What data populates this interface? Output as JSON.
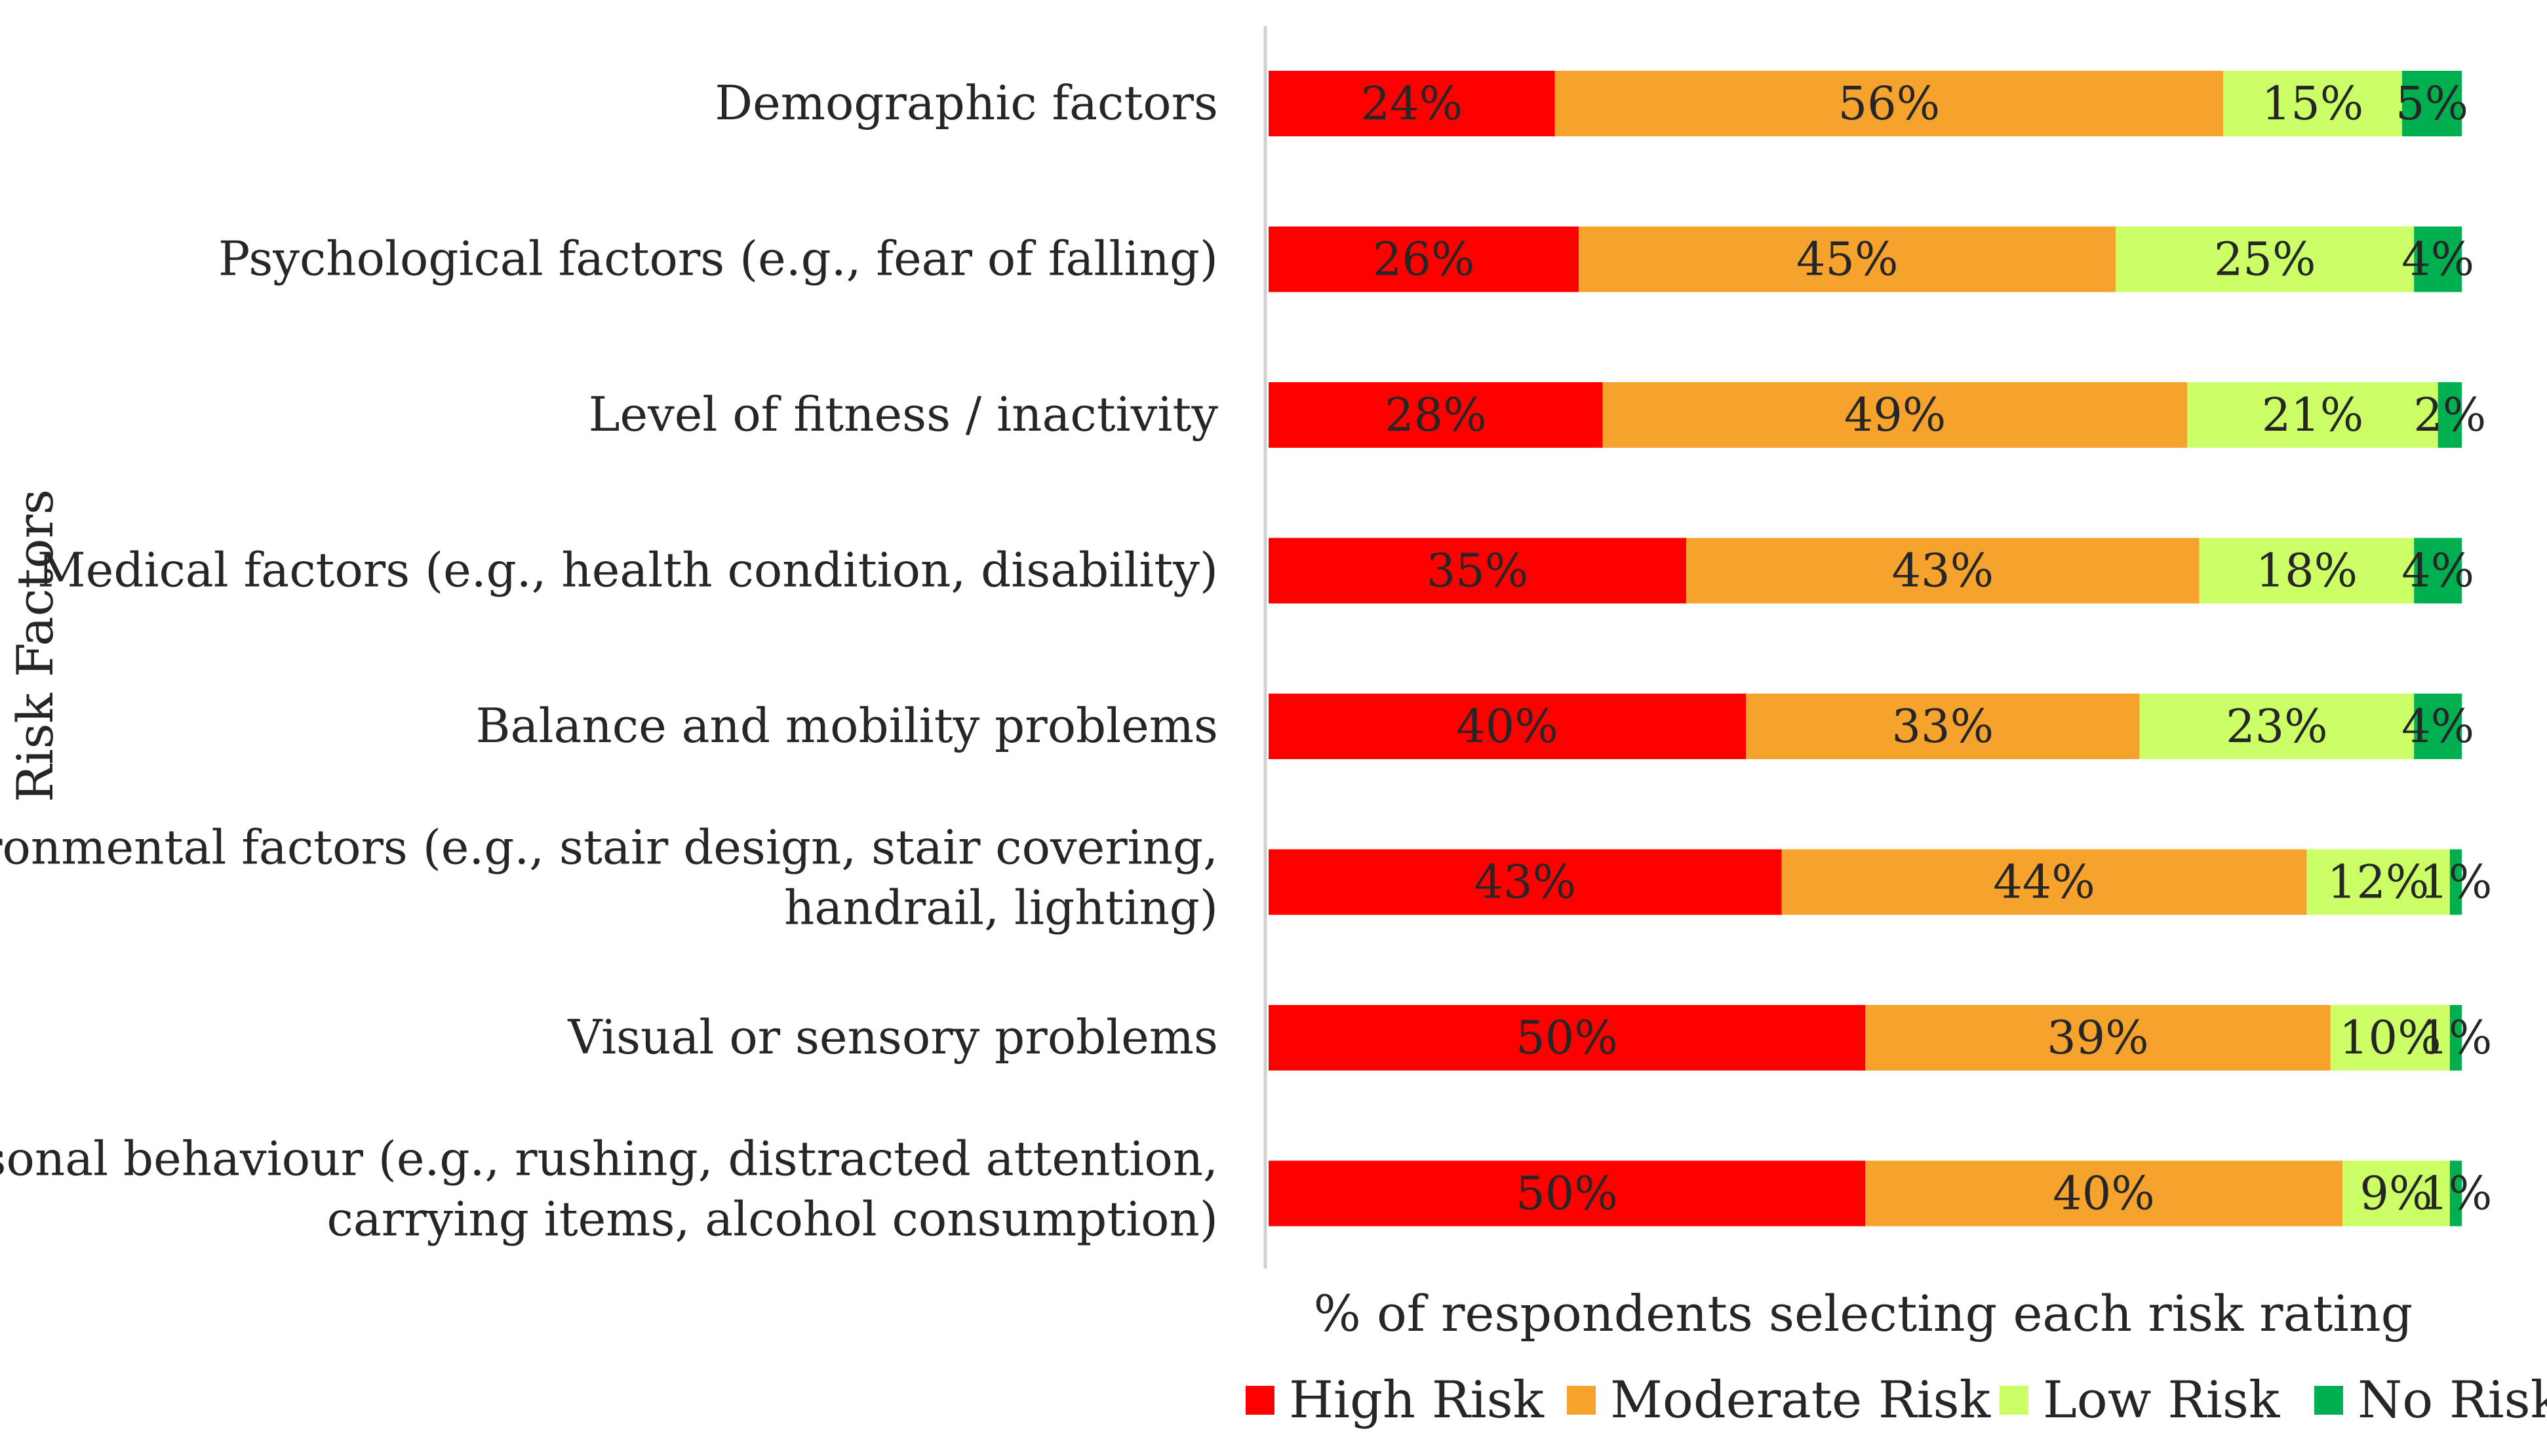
{
  "chart_data": {
    "type": "bar",
    "orientation": "horizontal",
    "stacked": true,
    "title": "",
    "xlabel": "% of respondents selecting each risk rating",
    "ylabel": "Risk Factors",
    "xlim": [
      0,
      100
    ],
    "categories": [
      "Demographic factors",
      "Psychological factors (e.g., fear of falling)",
      "Level of fitness / inactivity",
      "Medical factors (e.g., health condition, disability)",
      "Balance and mobility problems",
      "Environmental factors (e.g., stair design, stair covering, handrail, lighting)",
      "Visual or sensory problems",
      "Personal behaviour (e.g., rushing, distracted attention, carrying items, alcohol consumption)"
    ],
    "category_lines": [
      [
        "Demographic factors"
      ],
      [
        "Psychological factors (e.g., fear of falling)"
      ],
      [
        "Level of fitness / inactivity"
      ],
      [
        "Medical factors (e.g., health condition, disability)"
      ],
      [
        "Balance and mobility problems"
      ],
      [
        "Environmental factors (e.g., stair design, stair covering,",
        "handrail, lighting)"
      ],
      [
        "Visual or sensory problems"
      ],
      [
        "Personal behaviour (e.g., rushing, distracted attention,",
        "carrying items, alcohol consumption)"
      ]
    ],
    "series": [
      {
        "name": "High Risk",
        "color": "#ff0000",
        "values": [
          24,
          26,
          28,
          35,
          40,
          43,
          50,
          50
        ]
      },
      {
        "name": "Moderate Risk",
        "color": "#f5a32c",
        "values": [
          56,
          45,
          49,
          43,
          33,
          44,
          39,
          40
        ]
      },
      {
        "name": "Low Risk",
        "color": "#ccff66",
        "values": [
          15,
          25,
          21,
          18,
          23,
          12,
          10,
          9
        ]
      },
      {
        "name": "No Risk",
        "color": "#00b050",
        "values": [
          5,
          4,
          2,
          4,
          4,
          1,
          1,
          1
        ]
      }
    ],
    "value_suffix": "%",
    "legend_position": "bottom-right",
    "grid": false
  }
}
==========
# [Aim of the exercise]
Do not include the images; transcribe the rest of the listing exactly.

# [Exercise answer]
What data populates this interface? Output as JSON.
{
  "chart_data": {
    "type": "bar",
    "orientation": "horizontal",
    "stacked": true,
    "title": "",
    "xlabel": "% of respondents selecting each risk rating",
    "ylabel": "Risk Factors",
    "xlim": [
      0,
      100
    ],
    "categories": [
      "Demographic factors",
      "Psychological factors (e.g., fear of falling)",
      "Level of fitness / inactivity",
      "Medical factors (e.g., health condition, disability)",
      "Balance and mobility problems",
      "Environmental factors (e.g., stair design, stair covering, handrail, lighting)",
      "Visual or sensory problems",
      "Personal behaviour (e.g., rushing, distracted attention, carrying items, alcohol consumption)"
    ],
    "category_lines": [
      [
        "Demographic factors"
      ],
      [
        "Psychological factors (e.g., fear of falling)"
      ],
      [
        "Level of fitness / inactivity"
      ],
      [
        "Medical factors (e.g., health condition, disability)"
      ],
      [
        "Balance and mobility problems"
      ],
      [
        "Environmental factors (e.g., stair design, stair covering,",
        "handrail, lighting)"
      ],
      [
        "Visual or sensory problems"
      ],
      [
        "Personal behaviour (e.g., rushing, distracted attention,",
        "carrying items, alcohol consumption)"
      ]
    ],
    "series": [
      {
        "name": "High Risk",
        "color": "#ff0000",
        "values": [
          24,
          26,
          28,
          35,
          40,
          43,
          50,
          50
        ]
      },
      {
        "name": "Moderate Risk",
        "color": "#f5a32c",
        "values": [
          56,
          45,
          49,
          43,
          33,
          44,
          39,
          40
        ]
      },
      {
        "name": "Low Risk",
        "color": "#ccff66",
        "values": [
          15,
          25,
          21,
          18,
          23,
          12,
          10,
          9
        ]
      },
      {
        "name": "No Risk",
        "color": "#00b050",
        "values": [
          5,
          4,
          2,
          4,
          4,
          1,
          1,
          1
        ]
      }
    ],
    "value_suffix": "%",
    "legend_position": "bottom-right",
    "grid": false
  }
}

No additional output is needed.